SELECTED PASSAGE:
# Kats 206 - Backtesting with Kats

We begin by loading the `air_passengers` data set into a `TimeSeriesData` object.  This code is essentially the same as the code in our introduction to the `TimeSeriesData` object in the Kats 101 Tutorial.

In [18]:
import pandas as pd
from kats.consts import TimeSeriesData
from kats.models.prophet import ProphetModel, ProphetParams

air_passengers_df = pd.read_csv("https://raw.githubusercontent.com/facebookresearch/Kats/main/kats/data/air_passengers.csv")

# Note: If the column holding the time values is not called time, you will want to specify the name of this column.
air_passengers_df.columns = ["time", "value"]
air_passengers_ts = TimeSeriesData(air_passengers_df)

# 1. Simple Backtesting

Kats provides a backtesting module that makes it easy to to compare an evaluate different forecasting models.  While our hyperparameter tuning module allows you to compare different sets of parameters for a single base forecasting model, backtesting allows you to compare different types of base models (with pre-specified parameters).  

Our backtesting module allows you to look at multiple error metrics in a single function call.  Here are the error metrics that are currently supported:
* Mean Absolute Error (MAE)
* Mean Absolute Percentage Error (MAPE)
* Symmetric Mean Absolute Percentage Error (SMAPE)
* Mean Squared Error (MSE)
* Mean Absolute Scaled Error (MASE)
* Root Mean Squared Error (RMSE)

Our example below shows how you can use the `BackTesterSimple` class to compare errors between an additive and multiplicative Prophet model using the `air_passengers` data set.

In [2]:
from kats.utils.backtesters import BackTesterSimple

Here, we define a backtester to look at each of the supported error metrics.  We specify in the `BackTesterSimple` definition that we are using a 75/25 training-test split to train and evaluate the metrics for this model

In [None]:
params = ProphetParams()
ALL_ERRORS = ['mape', 'smape', 'mae', 'mase', 'mse', 'rmse']

backtester = BackTesterSimple(
    error_methods=ALL_ERRORS,
    data=air_passengers_ts,
    params=params,
    train_percentage=75,
    test_percentage=25, 
    model_class=ProphetModel)


backtester.run_backtest()

After we run the backtester, the `errors` attribute will be a dictionary mapping each error type name to a its corresponding value

In [4]:
backtester.errors

{'mape': 0.0987220885319523,
 'smape': 0.09425996205740349,
 'mae': 39.98767197068843,
 'mase': 1.9681144898176919,
 'mse': 2021.2020419795579,
 'rmse': 44.95778066118876}

## 1.1 Comparing two Simple Backtests

First, we store the previous backtest results in a nested dict.

In [5]:
backtester_errors = {}
backtester_errors['prophet_additive'] = {}
for error, value in backtester.errors.items():
    backtester_errors['prophet_additive'][error] = value

Now we run another backteseter to caluculate the same error metrics for a multiplicative Prophet model.

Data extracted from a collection
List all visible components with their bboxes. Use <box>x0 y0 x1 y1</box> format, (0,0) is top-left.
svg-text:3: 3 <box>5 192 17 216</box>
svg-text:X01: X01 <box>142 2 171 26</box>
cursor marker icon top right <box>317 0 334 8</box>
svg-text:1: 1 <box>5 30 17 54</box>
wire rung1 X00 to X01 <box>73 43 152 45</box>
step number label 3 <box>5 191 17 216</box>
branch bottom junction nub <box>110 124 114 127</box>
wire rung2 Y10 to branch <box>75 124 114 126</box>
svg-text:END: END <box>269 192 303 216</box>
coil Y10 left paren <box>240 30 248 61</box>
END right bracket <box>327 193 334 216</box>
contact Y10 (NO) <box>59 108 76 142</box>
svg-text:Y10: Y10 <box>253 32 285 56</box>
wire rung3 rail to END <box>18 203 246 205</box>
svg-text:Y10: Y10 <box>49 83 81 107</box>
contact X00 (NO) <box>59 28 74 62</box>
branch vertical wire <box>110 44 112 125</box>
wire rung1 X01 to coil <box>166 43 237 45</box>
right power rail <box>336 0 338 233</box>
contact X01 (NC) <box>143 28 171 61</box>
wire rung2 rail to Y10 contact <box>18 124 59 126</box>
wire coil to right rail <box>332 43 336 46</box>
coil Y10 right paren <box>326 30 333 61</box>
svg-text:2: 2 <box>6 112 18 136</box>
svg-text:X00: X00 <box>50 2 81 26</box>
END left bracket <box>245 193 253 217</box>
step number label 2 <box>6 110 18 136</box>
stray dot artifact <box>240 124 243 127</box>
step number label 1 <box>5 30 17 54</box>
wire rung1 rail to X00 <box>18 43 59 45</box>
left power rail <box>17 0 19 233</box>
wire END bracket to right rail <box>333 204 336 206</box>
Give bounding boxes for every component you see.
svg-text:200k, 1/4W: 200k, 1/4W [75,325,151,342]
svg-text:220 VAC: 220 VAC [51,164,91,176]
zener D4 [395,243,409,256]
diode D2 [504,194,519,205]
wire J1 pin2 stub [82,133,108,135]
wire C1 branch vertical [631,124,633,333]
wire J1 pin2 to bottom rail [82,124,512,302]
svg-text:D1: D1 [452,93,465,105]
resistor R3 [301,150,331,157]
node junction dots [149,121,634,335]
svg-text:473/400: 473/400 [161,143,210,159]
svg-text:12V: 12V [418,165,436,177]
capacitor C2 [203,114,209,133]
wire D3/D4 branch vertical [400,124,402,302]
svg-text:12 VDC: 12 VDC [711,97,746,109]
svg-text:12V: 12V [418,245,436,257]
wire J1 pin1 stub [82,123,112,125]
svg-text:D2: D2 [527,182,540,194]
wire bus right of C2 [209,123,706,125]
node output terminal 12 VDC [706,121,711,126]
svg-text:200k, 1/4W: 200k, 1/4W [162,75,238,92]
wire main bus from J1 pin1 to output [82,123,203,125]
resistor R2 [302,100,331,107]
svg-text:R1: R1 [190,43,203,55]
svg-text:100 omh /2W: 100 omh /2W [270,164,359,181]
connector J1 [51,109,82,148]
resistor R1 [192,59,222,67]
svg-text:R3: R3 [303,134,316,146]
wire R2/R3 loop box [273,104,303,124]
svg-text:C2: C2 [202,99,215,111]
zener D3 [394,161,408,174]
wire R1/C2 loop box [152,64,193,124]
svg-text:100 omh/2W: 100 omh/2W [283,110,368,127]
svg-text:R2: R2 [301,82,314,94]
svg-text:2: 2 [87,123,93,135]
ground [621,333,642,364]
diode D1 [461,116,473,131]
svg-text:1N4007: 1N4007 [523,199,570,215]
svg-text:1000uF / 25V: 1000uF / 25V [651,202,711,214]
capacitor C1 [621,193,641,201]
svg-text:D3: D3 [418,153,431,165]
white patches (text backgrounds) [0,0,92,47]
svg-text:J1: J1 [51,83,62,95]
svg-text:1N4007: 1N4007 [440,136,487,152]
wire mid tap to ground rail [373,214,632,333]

COMPLETE THE FOLLOWING:
**A.** Using the Kats backtesting tutorial, say whether each statement agrees with it: (i) the example backtester uses a 75/25 training-test split; (ii) the hyperparameter tuning module is what lets you compare different types of base models; (iii) Mean Absolute Scaled Error is one of the supported error metrics. For each, answer yes or no and quote the deciding words.
**B.** Transcribe the part of the Kats backtesting tutorial that opens with the words containing "# 1. Simple" and closes with "Percentage Error (MAPE)".

RESULTS FOR EACH TASK:
**A.**
(i) Yes: "we are using a 75/25 training-test split"
(ii) No: "our hyperparameter tuning module allows you to compare different sets of parameters for a single base forecasting model, backtesting allows you to compare different types of base models"
(iii) Yes: "Mean Absolute Scaled Error (MASE)"

**B.**
# 1. Simple Backtesting

Kats provides a backtesting module that makes it easy to to compare an evaluate different forecasting models.  While our hyperparameter tuning module allows you to compare different sets of parameters for a single base forecasting model, backtesting allows you to compare different types of base models (with pre-specified parameters).  

Our backtesting module allows you to look at multiple error metrics in a single function call.  Here are the error metrics that are currently supported:
* Mean Absolute Error (MAE)
* Mean Absolute Percentage Error (MAPE)